Give only the number of lines in these records that contain the word "AFTRA".

Dataset items

————

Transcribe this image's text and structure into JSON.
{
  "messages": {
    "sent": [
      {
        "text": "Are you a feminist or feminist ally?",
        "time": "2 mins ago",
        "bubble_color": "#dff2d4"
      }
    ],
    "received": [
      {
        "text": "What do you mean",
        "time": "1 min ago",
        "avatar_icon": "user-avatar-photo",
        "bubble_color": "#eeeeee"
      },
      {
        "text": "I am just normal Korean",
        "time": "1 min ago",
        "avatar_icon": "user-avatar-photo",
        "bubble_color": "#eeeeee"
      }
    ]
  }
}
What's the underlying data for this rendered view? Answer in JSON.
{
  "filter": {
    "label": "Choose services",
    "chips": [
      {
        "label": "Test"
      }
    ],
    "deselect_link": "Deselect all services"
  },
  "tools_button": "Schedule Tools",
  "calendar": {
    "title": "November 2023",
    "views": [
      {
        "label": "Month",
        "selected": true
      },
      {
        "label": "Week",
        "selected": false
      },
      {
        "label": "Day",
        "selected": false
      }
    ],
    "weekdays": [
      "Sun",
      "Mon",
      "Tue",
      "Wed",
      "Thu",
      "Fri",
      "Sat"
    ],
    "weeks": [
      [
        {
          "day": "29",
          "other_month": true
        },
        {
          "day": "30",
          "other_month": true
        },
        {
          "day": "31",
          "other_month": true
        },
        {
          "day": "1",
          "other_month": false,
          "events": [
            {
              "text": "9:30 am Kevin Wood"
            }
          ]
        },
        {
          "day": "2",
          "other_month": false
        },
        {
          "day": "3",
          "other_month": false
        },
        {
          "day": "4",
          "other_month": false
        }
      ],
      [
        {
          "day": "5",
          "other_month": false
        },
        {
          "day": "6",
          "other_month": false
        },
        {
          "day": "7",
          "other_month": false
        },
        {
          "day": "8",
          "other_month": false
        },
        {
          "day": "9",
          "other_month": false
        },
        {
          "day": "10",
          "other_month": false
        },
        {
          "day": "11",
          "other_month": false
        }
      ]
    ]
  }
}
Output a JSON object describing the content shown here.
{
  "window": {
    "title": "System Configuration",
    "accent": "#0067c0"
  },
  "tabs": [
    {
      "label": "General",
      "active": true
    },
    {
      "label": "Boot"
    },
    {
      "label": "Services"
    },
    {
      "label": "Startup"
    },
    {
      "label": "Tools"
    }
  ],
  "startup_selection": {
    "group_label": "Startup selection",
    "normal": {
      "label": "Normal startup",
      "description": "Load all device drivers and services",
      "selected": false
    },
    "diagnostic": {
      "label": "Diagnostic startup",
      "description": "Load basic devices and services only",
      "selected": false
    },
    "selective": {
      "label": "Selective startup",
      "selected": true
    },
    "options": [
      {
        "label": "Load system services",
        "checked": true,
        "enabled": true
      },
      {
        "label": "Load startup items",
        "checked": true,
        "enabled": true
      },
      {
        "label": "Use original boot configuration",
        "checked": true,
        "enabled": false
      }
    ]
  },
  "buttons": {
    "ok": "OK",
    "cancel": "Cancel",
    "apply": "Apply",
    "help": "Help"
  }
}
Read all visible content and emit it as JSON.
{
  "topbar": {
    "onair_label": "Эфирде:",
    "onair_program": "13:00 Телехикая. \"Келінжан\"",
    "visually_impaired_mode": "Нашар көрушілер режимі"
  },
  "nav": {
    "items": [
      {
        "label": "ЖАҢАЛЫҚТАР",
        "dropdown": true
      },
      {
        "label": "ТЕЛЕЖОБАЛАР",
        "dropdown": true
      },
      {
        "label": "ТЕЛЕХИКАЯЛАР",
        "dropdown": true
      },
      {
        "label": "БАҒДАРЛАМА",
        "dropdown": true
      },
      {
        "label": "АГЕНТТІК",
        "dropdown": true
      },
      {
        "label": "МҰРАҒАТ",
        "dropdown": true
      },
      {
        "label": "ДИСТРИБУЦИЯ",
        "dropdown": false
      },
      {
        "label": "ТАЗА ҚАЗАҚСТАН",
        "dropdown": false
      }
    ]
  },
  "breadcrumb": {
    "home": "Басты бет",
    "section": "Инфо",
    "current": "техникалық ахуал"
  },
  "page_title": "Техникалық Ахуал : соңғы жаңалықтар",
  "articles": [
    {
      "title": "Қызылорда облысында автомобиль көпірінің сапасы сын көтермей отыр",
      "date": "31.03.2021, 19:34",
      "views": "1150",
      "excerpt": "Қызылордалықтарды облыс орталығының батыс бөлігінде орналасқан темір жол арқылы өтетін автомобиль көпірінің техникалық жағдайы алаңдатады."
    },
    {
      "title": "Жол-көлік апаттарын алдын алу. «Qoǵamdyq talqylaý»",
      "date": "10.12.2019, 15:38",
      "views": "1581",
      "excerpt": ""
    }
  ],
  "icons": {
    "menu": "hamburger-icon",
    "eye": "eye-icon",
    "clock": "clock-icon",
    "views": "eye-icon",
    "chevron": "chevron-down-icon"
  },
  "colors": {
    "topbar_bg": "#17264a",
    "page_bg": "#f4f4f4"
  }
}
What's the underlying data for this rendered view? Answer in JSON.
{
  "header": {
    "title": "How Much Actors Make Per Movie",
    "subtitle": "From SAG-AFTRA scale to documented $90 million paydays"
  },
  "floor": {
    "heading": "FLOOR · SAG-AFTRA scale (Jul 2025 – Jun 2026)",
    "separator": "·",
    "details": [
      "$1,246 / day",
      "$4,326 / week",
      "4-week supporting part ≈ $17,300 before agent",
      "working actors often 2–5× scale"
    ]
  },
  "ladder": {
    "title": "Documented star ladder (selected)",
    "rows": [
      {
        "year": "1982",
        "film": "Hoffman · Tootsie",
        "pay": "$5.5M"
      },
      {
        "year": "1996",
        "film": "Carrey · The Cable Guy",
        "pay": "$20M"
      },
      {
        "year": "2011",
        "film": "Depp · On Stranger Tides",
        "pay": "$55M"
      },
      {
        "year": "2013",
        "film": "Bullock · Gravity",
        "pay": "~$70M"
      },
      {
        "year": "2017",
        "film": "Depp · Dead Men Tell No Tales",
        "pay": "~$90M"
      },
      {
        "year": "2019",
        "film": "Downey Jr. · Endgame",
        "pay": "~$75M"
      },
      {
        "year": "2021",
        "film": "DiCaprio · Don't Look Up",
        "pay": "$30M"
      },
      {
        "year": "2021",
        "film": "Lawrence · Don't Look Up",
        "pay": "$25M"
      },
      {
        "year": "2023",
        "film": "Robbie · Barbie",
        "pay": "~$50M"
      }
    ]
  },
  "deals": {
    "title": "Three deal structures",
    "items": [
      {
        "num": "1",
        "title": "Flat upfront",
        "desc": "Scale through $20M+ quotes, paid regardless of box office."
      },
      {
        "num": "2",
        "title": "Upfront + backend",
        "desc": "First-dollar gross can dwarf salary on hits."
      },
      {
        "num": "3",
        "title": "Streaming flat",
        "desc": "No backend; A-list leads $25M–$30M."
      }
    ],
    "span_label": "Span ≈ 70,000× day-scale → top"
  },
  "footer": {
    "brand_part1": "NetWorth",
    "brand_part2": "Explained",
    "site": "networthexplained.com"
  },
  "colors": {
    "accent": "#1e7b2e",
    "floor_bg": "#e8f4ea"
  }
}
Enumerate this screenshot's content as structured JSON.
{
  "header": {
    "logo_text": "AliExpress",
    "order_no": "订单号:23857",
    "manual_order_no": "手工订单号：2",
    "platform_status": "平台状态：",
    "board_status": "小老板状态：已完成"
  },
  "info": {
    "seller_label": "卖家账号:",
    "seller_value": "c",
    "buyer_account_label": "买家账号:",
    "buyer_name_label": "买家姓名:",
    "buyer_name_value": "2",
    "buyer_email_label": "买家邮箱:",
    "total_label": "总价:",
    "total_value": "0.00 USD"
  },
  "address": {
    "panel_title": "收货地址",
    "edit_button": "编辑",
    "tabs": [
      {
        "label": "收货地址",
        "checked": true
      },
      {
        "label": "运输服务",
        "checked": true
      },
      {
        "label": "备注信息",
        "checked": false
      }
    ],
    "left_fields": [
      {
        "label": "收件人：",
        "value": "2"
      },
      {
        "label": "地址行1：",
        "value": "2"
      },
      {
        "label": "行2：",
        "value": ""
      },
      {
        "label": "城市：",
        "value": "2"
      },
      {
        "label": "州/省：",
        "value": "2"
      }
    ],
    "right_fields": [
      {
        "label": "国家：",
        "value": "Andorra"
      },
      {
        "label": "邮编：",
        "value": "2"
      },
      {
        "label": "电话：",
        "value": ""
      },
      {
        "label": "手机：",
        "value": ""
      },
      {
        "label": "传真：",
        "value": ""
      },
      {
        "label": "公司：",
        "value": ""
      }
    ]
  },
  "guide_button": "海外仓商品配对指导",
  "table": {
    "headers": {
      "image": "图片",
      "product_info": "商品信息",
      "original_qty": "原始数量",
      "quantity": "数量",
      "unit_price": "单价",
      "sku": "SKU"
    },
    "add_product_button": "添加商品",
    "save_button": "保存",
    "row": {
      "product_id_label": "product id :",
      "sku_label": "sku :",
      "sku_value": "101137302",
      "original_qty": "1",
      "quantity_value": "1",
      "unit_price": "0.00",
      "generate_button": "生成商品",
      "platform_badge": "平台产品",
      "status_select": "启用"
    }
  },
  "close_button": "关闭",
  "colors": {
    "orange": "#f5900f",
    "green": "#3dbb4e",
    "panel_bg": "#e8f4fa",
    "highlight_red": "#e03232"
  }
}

————

=== Reply to the exercise ===
2